→ Working data:
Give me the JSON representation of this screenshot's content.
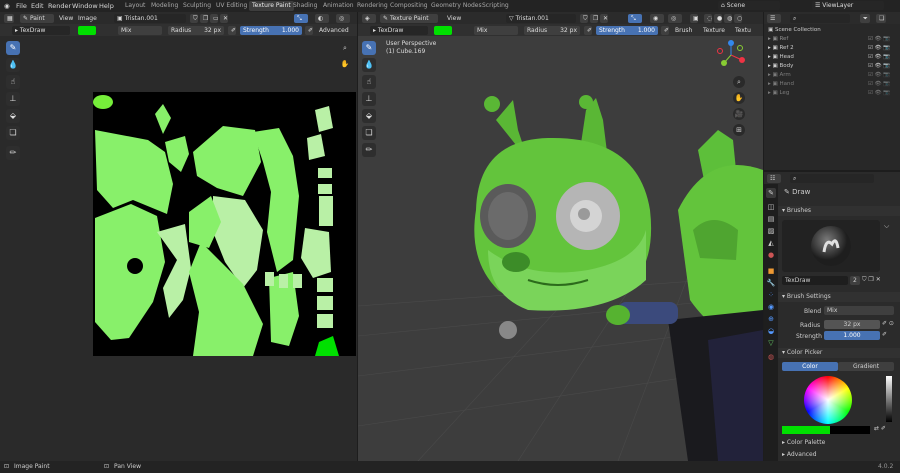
{
  "menu": [
    "File",
    "Edit",
    "Render",
    "Window",
    "Help"
  ],
  "workspaces": [
    {
      "label": "Layout",
      "active": false
    },
    {
      "label": "Modeling",
      "active": false
    },
    {
      "label": "Sculpting",
      "active": false
    },
    {
      "label": "UV Editing",
      "active": false
    },
    {
      "label": "Texture Paint",
      "active": true
    },
    {
      "label": "Shading",
      "active": false
    },
    {
      "label": "Animation",
      "active": false
    },
    {
      "label": "Rendering",
      "active": false
    },
    {
      "label": "Compositing",
      "active": false
    },
    {
      "label": "Geometry Nodes",
      "active": false
    },
    {
      "label": "Scripting",
      "active": false
    }
  ],
  "scene": {
    "name": "Scene",
    "view_layer": "ViewLayer"
  },
  "image_editor": {
    "mode": "Paint",
    "view_menu": "View",
    "image_menu": "Image",
    "image_name": "Tristan.001",
    "brush": "TexDraw",
    "blend": "Mix",
    "radius_label": "Radius",
    "radius_value": "32 px",
    "strength_label": "Strength",
    "strength_value": "1.000",
    "advanced": "Advanced",
    "color": "#00e000"
  },
  "viewport": {
    "mode": "Texture Paint",
    "view_menu": "View",
    "object_name": "Tristan.001",
    "brush": "TexDraw",
    "blend": "Mix",
    "radius_label": "Radius",
    "radius_value": "32 px",
    "strength_label": "Strength",
    "strength_value": "1.000",
    "brush_menu": "Brush",
    "texture_menu": "Texture",
    "textu_menu": "Textu",
    "overlay_title": "User Perspective",
    "overlay_sub": "(1) Cube.169"
  },
  "outliner": {
    "root": "Scene Collection",
    "items": [
      {
        "name": "Ref",
        "dim": true
      },
      {
        "name": "Ref 2",
        "dim": false
      },
      {
        "name": "Head",
        "dim": false
      },
      {
        "name": "Body",
        "dim": false
      },
      {
        "name": "Arm",
        "dim": true
      },
      {
        "name": "Hand",
        "dim": true
      },
      {
        "name": "Leg",
        "dim": true
      }
    ]
  },
  "properties": {
    "tool_name": "Draw",
    "brushes_header": "Brushes",
    "brush_name": "TexDraw",
    "brush_users": "2",
    "brush_settings_header": "Brush Settings",
    "blend_label": "Blend",
    "blend_value": "Mix",
    "radius_label": "Radius",
    "radius_value": "32 px",
    "strength_label": "Strength",
    "strength_value": "1.000",
    "color_picker_header": "Color Picker",
    "color_tab": "Color",
    "gradient_tab": "Gradient",
    "color_palette_header": "Color Palette",
    "advanced_header": "Advanced",
    "current_color": "#00e000"
  },
  "status": {
    "left": "Image Paint",
    "middle": "Pan View",
    "version": "4.0.2"
  },
  "colors": {
    "accent": "#4772b3",
    "paint_green": "#00e000",
    "light_green": "#88f06a",
    "pale_green": "#b9f0a6"
  }
}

→ Request: Search the data for the string "Tristan". List each line that has it.

→ Task result:
    "image_name": "Tristan.001",
    "object_name": "Tristan.001",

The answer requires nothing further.